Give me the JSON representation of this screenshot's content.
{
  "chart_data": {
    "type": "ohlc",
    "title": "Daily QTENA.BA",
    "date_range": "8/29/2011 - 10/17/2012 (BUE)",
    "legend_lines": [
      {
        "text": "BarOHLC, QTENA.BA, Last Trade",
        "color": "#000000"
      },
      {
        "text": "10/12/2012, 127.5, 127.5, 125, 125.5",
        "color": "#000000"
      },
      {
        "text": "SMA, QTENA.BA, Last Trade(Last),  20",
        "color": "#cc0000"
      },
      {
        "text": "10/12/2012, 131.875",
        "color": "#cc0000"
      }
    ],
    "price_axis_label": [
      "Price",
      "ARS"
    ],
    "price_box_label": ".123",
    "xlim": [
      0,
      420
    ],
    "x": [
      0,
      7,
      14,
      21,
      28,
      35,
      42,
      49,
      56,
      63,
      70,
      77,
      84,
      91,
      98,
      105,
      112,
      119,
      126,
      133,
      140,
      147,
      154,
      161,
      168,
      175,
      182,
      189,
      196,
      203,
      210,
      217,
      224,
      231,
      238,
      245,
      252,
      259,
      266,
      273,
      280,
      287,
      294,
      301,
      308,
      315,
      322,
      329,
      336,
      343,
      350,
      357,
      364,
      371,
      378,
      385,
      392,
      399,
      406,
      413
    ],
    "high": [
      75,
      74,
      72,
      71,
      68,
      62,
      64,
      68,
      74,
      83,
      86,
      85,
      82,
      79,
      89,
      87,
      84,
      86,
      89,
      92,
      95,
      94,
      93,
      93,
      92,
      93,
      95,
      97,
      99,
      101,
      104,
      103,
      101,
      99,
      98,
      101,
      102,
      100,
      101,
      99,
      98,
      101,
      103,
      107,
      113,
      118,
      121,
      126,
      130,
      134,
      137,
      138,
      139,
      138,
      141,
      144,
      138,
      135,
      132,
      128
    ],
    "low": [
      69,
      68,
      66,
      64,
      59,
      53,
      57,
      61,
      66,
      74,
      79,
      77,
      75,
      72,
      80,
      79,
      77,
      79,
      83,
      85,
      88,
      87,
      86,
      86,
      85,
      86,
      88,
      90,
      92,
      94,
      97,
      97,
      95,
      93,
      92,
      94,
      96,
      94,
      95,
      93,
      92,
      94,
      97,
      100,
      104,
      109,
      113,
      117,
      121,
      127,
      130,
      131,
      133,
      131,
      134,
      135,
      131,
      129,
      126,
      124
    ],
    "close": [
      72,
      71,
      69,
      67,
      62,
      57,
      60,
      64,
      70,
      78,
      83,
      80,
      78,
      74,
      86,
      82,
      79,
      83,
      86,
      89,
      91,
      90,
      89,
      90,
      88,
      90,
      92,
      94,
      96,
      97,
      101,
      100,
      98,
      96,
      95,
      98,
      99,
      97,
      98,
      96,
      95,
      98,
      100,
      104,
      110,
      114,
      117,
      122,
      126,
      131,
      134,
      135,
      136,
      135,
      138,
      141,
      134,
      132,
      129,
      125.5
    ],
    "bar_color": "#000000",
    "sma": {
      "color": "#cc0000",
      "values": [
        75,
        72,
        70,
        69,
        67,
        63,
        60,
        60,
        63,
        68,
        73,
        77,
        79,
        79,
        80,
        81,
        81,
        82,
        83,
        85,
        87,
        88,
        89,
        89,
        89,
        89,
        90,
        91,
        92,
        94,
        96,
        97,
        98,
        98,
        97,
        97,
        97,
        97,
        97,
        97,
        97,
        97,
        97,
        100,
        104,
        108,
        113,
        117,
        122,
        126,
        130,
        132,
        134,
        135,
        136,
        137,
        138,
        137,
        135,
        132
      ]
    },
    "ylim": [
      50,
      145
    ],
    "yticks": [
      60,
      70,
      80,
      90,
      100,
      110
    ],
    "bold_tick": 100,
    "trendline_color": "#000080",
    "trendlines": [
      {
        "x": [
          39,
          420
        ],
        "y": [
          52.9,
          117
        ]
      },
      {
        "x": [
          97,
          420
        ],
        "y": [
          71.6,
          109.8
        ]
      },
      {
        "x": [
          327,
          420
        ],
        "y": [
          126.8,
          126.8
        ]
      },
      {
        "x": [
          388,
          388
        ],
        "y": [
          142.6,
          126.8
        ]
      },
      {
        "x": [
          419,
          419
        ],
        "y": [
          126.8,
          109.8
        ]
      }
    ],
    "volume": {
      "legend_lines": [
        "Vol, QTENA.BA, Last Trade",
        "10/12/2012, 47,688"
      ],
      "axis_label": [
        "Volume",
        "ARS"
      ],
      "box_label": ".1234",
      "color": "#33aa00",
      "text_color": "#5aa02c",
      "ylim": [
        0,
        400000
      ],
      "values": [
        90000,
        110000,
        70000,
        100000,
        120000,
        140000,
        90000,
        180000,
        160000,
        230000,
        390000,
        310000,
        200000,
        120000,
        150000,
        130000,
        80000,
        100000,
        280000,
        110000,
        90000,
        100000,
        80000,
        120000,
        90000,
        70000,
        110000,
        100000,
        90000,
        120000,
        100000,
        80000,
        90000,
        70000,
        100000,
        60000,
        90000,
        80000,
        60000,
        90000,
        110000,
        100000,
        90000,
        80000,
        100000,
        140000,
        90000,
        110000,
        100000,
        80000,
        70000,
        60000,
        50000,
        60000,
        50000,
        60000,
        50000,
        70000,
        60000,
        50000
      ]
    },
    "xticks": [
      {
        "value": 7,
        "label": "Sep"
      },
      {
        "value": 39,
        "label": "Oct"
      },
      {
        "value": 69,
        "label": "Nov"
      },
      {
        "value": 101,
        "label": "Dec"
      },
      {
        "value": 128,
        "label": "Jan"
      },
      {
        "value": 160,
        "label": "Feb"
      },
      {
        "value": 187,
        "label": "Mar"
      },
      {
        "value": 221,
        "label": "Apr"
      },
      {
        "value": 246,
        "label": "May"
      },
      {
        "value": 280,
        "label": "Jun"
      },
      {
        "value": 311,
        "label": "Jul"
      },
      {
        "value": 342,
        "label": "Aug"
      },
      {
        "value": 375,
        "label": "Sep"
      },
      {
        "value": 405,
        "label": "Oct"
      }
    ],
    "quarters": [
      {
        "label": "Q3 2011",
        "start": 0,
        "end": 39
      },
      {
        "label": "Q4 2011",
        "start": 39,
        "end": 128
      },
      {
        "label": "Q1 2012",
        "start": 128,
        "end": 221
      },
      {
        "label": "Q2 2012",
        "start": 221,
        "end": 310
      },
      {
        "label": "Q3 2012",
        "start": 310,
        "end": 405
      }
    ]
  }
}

========================

-- Direction --
Repeat every record exactly as written, please.

-- Solved problem --
Give me the JSON representation of this screenshot's content.
{
  "chart_data": {
    "type": "ohlc",
    "title": "Daily QTENA.BA",
    "date_range": "8/29/2011 - 10/17/2012 (BUE)",
    "legend_lines": [
      {
        "text": "BarOHLC, QTENA.BA, Last Trade",
        "color": "#000000"
      },
      {
        "text": "10/12/2012, 127.5, 127.5, 125, 125.5",
        "color": "#000000"
      },
      {
        "text": "SMA, QTENA.BA, Last Trade(Last),  20",
        "color": "#cc0000"
      },
      {
        "text": "10/12/2012, 131.875",
        "color": "#cc0000"
      }
    ],
    "price_axis_label": [
      "Price",
      "ARS"
    ],
    "price_box_label": ".123",
    "xlim": [
      0,
      420
    ],
    "x": [
      0,
      7,
      14,
      21,
      28,
      35,
      42,
      49,
      56,
      63,
      70,
      77,
      84,
      91,
      98,
      105,
      112,
      119,
      126,
      133,
      140,
      147,
      154,
      161,
      168,
      175,
      182,
      189,
      196,
      203,
      210,
      217,
      224,
      231,
      238,
      245,
      252,
      259,
      266,
      273,
      280,
      287,
      294,
      301,
      308,
      315,
      322,
      329,
      336,
      343,
      350,
      357,
      364,
      371,
      378,
      385,
      392,
      399,
      406,
      413
    ],
    "high": [
      75,
      74,
      72,
      71,
      68,
      62,
      64,
      68,
      74,
      83,
      86,
      85,
      82,
      79,
      89,
      87,
      84,
      86,
      89,
      92,
      95,
      94,
      93,
      93,
      92,
      93,
      95,
      97,
      99,
      101,
      104,
      103,
      101,
      99,
      98,
      101,
      102,
      100,
      101,
      99,
      98,
      101,
      103,
      107,
      113,
      118,
      121,
      126,
      130,
      134,
      137,
      138,
      139,
      138,
      141,
      144,
      138,
      135,
      132,
      128
    ],
    "low": [
      69,
      68,
      66,
      64,
      59,
      53,
      57,
      61,
      66,
      74,
      79,
      77,
      75,
      72,
      80,
      79,
      77,
      79,
      83,
      85,
      88,
      87,
      86,
      86,
      85,
      86,
      88,
      90,
      92,
      94,
      97,
      97,
      95,
      93,
      92,
      94,
      96,
      94,
      95,
      93,
      92,
      94,
      97,
      100,
      104,
      109,
      113,
      117,
      121,
      127,
      130,
      131,
      133,
      131,
      134,
      135,
      131,
      129,
      126,
      124
    ],
    "close": [
      72,
      71,
      69,
      67,
      62,
      57,
      60,
      64,
      70,
      78,
      83,
      80,
      78,
      74,
      86,
      82,
      79,
      83,
      86,
      89,
      91,
      90,
      89,
      90,
      88,
      90,
      92,
      94,
      96,
      97,
      101,
      100,
      98,
      96,
      95,
      98,
      99,
      97,
      98,
      96,
      95,
      98,
      100,
      104,
      110,
      114,
      117,
      122,
      126,
      131,
      134,
      135,
      136,
      135,
      138,
      141,
      134,
      132,
      129,
      125.5
    ],
    "bar_color": "#000000",
    "sma": {
      "color": "#cc0000",
      "values": [
        75,
        72,
        70,
        69,
        67,
        63,
        60,
        60,
        63,
        68,
        73,
        77,
        79,
        79,
        80,
        81,
        81,
        82,
        83,
        85,
        87,
        88,
        89,
        89,
        89,
        89,
        90,
        91,
        92,
        94,
        96,
        97,
        98,
        98,
        97,
        97,
        97,
        97,
        97,
        97,
        97,
        97,
        97,
        100,
        104,
        108,
        113,
        117,
        122,
        126,
        130,
        132,
        134,
        135,
        136,
        137,
        138,
        137,
        135,
        132
      ]
    },
    "ylim": [
      50,
      145
    ],
    "yticks": [
      60,
      70,
      80,
      90,
      100,
      110
    ],
    "bold_tick": 100,
    "trendline_color": "#000080",
    "trendlines": [
      {
        "x": [
          39,
          420
        ],
        "y": [
          52.9,
          117
        ]
      },
      {
        "x": [
          97,
          420
        ],
        "y": [
          71.6,
          109.8
        ]
      },
      {
        "x": [
          327,
          420
        ],
        "y": [
          126.8,
          126.8
        ]
      },
      {
        "x": [
          388,
          388
        ],
        "y": [
          142.6,
          126.8
        ]
      },
      {
        "x": [
          419,
          419
        ],
        "y": [
          126.8,
          109.8
        ]
      }
    ],
    "volume": {
      "legend_lines": [
        "Vol, QTENA.BA, Last Trade",
        "10/12/2012, 47,688"
      ],
      "axis_label": [
        "Volume",
        "ARS"
      ],
      "box_label": ".1234",
      "color": "#33aa00",
      "text_color": "#5aa02c",
      "ylim": [
        0,
        400000
      ],
      "values": [
        90000,
        110000,
        70000,
        100000,
        120000,
        140000,
        90000,
        180000,
        160000,
        230000,
        390000,
        310000,
        200000,
        120000,
        150000,
        130000,
        80000,
        100000,
        280000,
        110000,
        90000,
        100000,
        80000,
        120000,
        90000,
        70000,
        110000,
        100000,
        90000,
        120000,
        100000,
        80000,
        90000,
        70000,
        100000,
        60000,
        90000,
        80000,
        60000,
        90000,
        110000,
        100000,
        90000,
        80000,
        100000,
        140000,
        90000,
        110000,
        100000,
        80000,
        70000,
        60000,
        50000,
        60000,
        50000,
        60000,
        50000,
        70000,
        60000,
        50000
      ]
    },
    "xticks": [
      {
        "value": 7,
        "label": "Sep"
      },
      {
        "value": 39,
        "label": "Oct"
      },
      {
        "value": 69,
        "label": "Nov"
      },
      {
        "value": 101,
        "label": "Dec"
      },
      {
        "value": 128,
        "label": "Jan"
      },
      {
        "value": 160,
        "label": "Feb"
      },
      {
        "value": 187,
        "label": "Mar"
      },
      {
        "value": 221,
        "label": "Apr"
      },
      {
        "value": 246,
        "label": "May"
      },
      {
        "value": 280,
        "label": "Jun"
      },
      {
        "value": 311,
        "label": "Jul"
      },
      {
        "value": 342,
        "label": "Aug"
      },
      {
        "value": 375,
        "label": "Sep"
      },
      {
        "value": 405,
        "label": "Oct"
      }
    ],
    "quarters": [
      {
        "label": "Q3 2011",
        "start": 0,
        "end": 39
      },
      {
        "label": "Q4 2011",
        "start": 39,
        "end": 128
      },
      {
        "label": "Q1 2012",
        "start": 128,
        "end": 221
      },
      {
        "label": "Q2 2012",
        "start": 221,
        "end": 310
      },
      {
        "label": "Q3 2012",
        "start": 310,
        "end": 405
      }
    ]
  }
}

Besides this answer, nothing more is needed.